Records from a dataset
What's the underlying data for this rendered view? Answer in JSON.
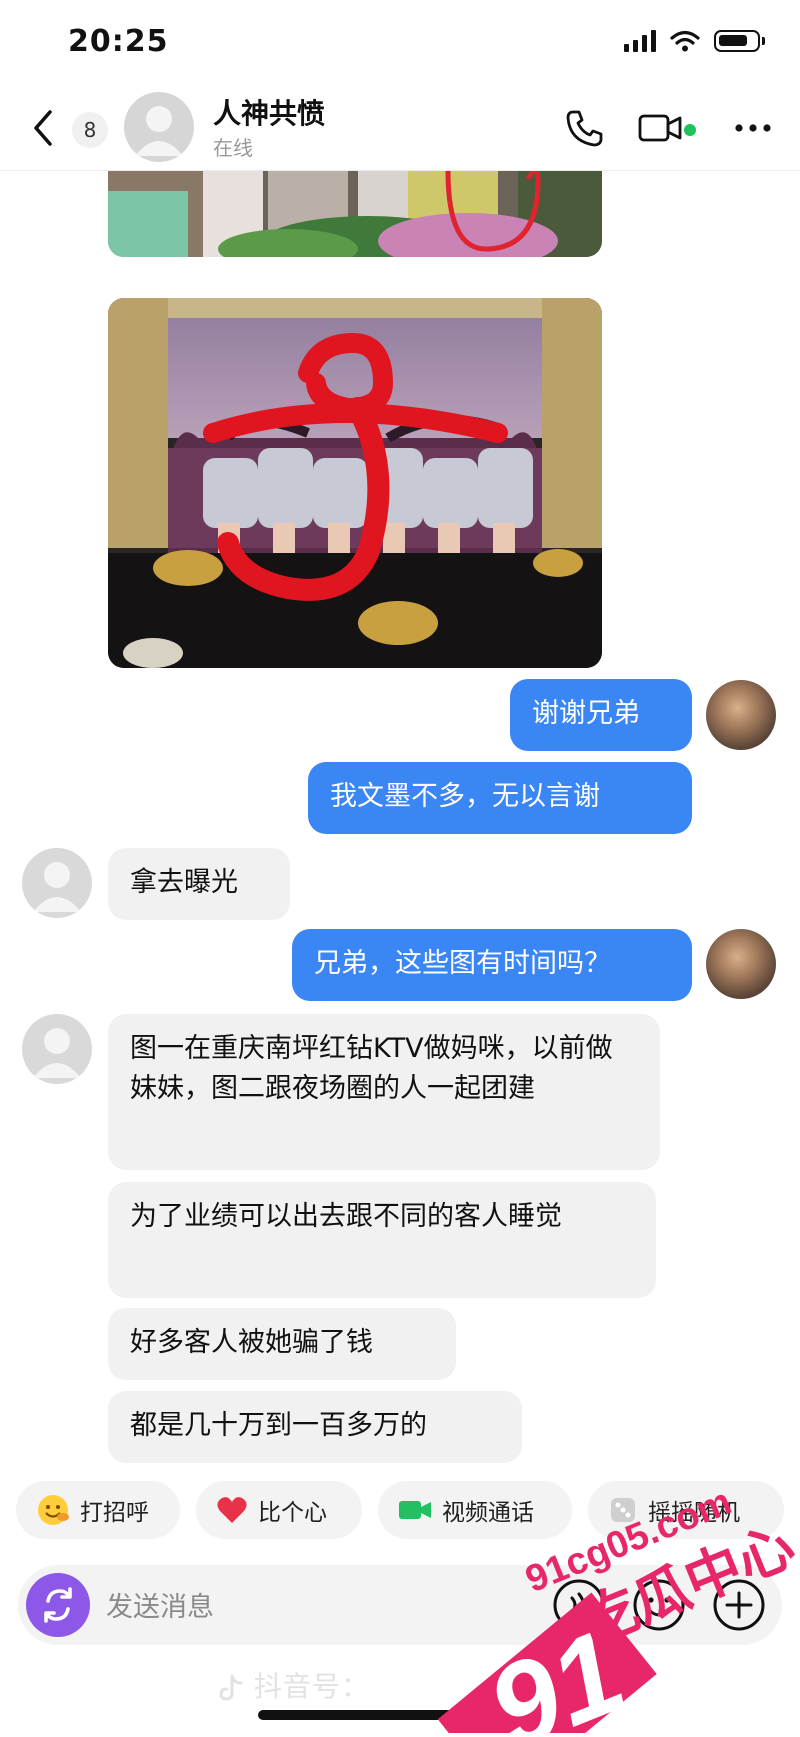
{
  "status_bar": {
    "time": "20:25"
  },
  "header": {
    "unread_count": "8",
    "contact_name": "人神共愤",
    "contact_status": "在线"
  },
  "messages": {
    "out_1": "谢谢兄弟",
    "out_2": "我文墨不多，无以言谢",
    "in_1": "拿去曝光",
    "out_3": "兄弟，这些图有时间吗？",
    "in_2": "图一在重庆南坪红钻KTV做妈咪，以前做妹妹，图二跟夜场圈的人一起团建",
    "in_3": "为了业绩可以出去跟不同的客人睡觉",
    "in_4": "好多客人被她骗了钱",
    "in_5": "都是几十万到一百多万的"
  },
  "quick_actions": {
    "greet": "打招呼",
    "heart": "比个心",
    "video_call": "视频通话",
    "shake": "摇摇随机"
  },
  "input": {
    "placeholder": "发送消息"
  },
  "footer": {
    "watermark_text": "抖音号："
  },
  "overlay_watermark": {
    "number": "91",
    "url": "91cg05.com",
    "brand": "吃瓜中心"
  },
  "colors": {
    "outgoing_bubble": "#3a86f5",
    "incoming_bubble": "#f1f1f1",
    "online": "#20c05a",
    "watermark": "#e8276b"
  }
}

==

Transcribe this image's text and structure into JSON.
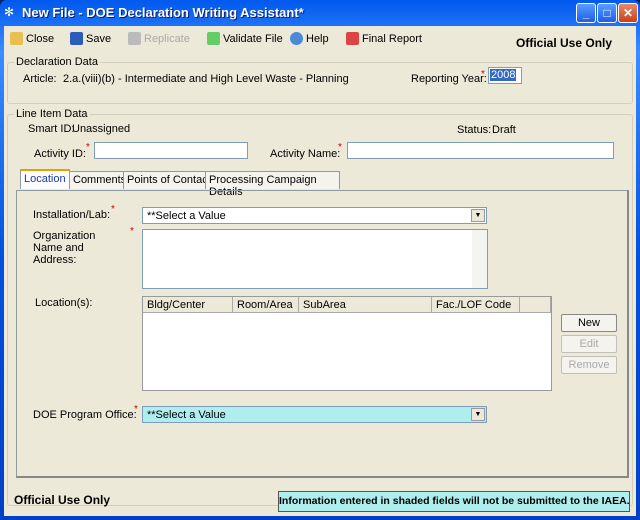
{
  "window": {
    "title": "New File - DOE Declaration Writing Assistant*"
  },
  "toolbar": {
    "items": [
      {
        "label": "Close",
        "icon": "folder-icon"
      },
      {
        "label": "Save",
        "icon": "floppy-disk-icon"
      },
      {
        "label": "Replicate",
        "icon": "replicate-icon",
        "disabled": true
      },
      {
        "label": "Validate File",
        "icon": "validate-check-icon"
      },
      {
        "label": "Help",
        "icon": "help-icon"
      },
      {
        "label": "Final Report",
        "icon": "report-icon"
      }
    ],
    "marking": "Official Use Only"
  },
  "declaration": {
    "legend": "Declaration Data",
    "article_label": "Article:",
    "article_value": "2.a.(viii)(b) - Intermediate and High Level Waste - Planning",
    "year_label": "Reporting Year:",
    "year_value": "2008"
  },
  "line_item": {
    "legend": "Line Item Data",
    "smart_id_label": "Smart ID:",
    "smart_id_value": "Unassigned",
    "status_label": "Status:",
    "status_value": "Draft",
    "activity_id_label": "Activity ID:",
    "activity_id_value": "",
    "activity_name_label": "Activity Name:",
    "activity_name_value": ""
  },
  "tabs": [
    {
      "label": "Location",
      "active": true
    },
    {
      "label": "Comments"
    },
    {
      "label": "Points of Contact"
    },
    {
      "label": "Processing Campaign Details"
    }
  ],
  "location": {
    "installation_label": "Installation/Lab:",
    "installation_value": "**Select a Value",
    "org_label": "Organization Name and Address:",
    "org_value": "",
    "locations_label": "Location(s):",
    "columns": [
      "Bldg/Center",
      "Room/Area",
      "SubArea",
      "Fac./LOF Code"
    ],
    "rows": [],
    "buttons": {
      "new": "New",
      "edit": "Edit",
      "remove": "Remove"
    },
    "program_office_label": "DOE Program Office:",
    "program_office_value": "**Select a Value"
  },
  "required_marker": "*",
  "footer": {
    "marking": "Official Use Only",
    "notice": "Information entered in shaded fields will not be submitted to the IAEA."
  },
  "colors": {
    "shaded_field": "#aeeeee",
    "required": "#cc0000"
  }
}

...

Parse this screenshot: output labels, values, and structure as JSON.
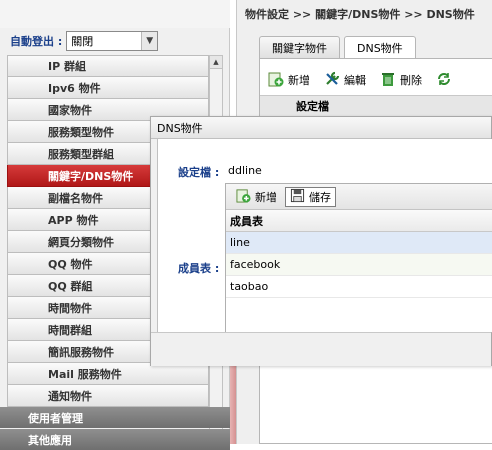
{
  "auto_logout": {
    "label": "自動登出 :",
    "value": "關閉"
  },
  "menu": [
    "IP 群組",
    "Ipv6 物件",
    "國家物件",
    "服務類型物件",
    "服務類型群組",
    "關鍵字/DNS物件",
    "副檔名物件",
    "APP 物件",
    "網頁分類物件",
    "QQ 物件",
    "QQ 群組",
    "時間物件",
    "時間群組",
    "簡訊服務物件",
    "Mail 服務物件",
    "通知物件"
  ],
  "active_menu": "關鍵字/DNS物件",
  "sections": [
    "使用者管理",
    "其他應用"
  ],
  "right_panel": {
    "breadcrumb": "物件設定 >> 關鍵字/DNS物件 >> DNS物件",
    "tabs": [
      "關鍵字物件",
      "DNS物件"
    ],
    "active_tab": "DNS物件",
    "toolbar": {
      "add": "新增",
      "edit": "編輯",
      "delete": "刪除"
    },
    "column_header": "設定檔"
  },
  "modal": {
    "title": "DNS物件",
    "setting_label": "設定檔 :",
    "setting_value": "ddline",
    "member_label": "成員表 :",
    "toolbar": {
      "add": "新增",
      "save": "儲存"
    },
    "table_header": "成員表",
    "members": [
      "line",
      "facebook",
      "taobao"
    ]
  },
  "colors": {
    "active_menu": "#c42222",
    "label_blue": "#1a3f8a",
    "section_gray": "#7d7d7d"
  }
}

| Set task |
Lines from the records above that hold "JSON" are the ones to list.

| Answer in full |
What's the underlying data for this rendered view? Answer in JSON.
Transcribe this image's text and structure into JSON.
Parse this screenshot: output labels, values, and structure as JSON.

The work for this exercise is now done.